Saved data entries:
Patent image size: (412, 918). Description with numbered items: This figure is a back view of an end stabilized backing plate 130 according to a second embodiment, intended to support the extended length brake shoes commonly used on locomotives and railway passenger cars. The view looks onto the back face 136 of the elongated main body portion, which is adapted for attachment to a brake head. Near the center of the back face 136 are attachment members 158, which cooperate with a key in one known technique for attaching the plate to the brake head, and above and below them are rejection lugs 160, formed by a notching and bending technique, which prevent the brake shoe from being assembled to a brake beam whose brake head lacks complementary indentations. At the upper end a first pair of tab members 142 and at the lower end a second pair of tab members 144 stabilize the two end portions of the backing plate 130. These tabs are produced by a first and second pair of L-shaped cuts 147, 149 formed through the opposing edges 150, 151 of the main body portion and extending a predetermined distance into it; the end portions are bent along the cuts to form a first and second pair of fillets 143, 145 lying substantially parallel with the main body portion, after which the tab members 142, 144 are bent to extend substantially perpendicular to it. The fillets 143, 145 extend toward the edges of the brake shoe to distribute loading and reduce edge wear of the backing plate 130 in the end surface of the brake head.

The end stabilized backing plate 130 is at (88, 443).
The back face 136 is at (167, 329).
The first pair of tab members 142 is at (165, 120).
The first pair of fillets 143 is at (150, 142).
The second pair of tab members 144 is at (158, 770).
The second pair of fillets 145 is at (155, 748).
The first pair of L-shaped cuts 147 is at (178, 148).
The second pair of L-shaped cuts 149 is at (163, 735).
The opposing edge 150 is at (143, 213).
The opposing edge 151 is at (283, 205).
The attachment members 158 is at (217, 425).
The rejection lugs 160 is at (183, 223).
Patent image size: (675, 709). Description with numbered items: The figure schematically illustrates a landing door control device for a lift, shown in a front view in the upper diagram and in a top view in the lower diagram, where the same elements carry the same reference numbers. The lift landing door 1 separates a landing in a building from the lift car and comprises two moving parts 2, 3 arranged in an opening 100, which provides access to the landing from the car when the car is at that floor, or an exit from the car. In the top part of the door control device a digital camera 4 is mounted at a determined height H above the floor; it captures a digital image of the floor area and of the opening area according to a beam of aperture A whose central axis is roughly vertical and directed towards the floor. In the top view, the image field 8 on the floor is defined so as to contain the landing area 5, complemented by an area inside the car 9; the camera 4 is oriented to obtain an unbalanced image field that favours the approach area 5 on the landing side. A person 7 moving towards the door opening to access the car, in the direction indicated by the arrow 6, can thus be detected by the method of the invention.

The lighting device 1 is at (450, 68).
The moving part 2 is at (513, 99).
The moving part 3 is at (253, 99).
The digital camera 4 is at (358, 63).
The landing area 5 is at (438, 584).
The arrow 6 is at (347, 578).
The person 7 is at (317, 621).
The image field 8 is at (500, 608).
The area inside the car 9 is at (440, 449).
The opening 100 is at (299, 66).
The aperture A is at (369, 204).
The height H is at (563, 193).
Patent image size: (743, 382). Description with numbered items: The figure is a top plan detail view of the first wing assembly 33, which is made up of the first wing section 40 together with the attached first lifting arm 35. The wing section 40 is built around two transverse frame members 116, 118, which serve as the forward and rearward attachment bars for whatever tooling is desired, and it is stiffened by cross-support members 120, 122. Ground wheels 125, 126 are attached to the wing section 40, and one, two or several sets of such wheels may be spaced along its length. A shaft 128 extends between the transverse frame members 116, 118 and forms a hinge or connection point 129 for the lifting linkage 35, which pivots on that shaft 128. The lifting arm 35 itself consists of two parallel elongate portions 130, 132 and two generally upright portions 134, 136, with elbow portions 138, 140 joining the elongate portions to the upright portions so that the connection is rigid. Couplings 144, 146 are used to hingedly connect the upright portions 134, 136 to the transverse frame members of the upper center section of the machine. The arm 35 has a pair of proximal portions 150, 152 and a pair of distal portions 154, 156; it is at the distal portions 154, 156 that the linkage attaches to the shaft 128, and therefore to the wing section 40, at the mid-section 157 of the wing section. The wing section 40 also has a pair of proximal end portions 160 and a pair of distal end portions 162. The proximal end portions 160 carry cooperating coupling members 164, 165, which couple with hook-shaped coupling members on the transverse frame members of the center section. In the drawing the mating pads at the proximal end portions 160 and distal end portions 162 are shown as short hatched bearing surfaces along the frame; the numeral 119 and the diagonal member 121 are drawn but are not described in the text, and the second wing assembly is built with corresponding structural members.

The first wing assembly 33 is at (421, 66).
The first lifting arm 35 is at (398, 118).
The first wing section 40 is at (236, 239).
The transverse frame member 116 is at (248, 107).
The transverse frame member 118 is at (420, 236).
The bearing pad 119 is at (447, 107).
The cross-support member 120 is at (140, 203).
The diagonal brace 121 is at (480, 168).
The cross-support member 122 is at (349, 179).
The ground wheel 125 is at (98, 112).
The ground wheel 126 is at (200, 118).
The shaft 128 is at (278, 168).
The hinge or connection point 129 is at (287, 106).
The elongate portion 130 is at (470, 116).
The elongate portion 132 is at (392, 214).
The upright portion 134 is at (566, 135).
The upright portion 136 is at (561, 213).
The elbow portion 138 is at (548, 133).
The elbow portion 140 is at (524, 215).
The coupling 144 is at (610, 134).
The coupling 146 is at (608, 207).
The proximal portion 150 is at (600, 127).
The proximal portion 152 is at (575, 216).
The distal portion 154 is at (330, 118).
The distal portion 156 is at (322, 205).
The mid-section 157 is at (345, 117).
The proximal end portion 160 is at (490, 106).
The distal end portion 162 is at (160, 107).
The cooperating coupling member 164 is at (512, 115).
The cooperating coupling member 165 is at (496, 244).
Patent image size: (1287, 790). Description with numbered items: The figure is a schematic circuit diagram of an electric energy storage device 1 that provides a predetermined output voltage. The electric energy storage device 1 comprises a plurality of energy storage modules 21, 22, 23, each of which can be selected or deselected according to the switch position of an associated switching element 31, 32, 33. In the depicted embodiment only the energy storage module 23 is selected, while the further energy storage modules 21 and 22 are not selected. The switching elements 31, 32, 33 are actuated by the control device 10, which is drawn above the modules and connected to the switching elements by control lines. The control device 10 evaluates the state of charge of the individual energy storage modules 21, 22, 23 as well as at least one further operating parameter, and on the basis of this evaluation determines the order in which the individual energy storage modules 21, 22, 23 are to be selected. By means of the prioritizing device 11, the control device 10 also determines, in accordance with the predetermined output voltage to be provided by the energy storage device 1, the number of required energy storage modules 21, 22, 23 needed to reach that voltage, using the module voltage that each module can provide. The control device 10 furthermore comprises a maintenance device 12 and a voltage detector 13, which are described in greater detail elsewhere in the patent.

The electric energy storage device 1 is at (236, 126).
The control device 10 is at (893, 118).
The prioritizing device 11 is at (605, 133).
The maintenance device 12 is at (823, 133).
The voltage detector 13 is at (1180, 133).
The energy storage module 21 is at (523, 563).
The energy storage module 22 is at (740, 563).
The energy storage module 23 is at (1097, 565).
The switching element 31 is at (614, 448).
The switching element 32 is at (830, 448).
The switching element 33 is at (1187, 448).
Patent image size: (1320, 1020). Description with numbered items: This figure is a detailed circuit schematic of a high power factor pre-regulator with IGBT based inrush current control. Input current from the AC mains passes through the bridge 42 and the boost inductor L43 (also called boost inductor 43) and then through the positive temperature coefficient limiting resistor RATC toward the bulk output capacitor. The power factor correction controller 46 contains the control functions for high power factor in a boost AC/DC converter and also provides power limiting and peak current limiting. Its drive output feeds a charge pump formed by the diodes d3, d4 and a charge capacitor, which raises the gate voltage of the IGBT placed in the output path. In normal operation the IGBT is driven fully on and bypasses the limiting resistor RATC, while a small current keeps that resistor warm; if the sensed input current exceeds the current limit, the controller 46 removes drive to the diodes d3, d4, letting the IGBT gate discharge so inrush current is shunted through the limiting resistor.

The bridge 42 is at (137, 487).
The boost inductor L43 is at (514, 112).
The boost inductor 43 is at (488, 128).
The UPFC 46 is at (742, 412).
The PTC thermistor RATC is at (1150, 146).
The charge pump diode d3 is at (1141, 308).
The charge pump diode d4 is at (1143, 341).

Requirement
Reproduce word for word the lines in the entries above. Begin at the line that contains "Patent image size: (1287, 790)." and stop after the line that contains "The control device 10 is at (893, 118).".

Problem solution
Patent image size: (1287, 790). Description with numbered items: The figure is a schematic circuit diagram of an electric energy storage device 1 that provides a predetermined output voltage. The electric energy storage device 1 comprises a plurality of energy storage modules 21, 22, 23, each of which can be selected or deselected according to the switch position of an associated switching element 31, 32, 33. In the depicted embodiment only the energy storage module 23 is selected, while the further energy storage modules 21 and 22 are not selected. The switching elements 31, 32, 33 are actuated by the control device 10, which is drawn above the modules and connected to the switching elements by control lines. The control device 10 evaluates the state of charge of the individual energy storage modules 21, 22, 23 as well as at least one further operating parameter, and on the basis of this evaluation determines the order in which the individual energy storage modules 21, 22, 23 are to be selected. By means of the prioritizing device 11, the control device 10 also determines, in accordance with the predetermined output voltage to be provided by the energy storage device 1, the number of required energy storage modules 21, 22, 23 needed to reach that voltage, using the module voltage that each module can provide. The control device 10 furthermore comprises a maintenance device 12 and a voltage detector 13, which are described in greater detail elsewhere in the patent.

The electric energy storage device 1 is at (236, 126).
The control device 10 is at (893, 118).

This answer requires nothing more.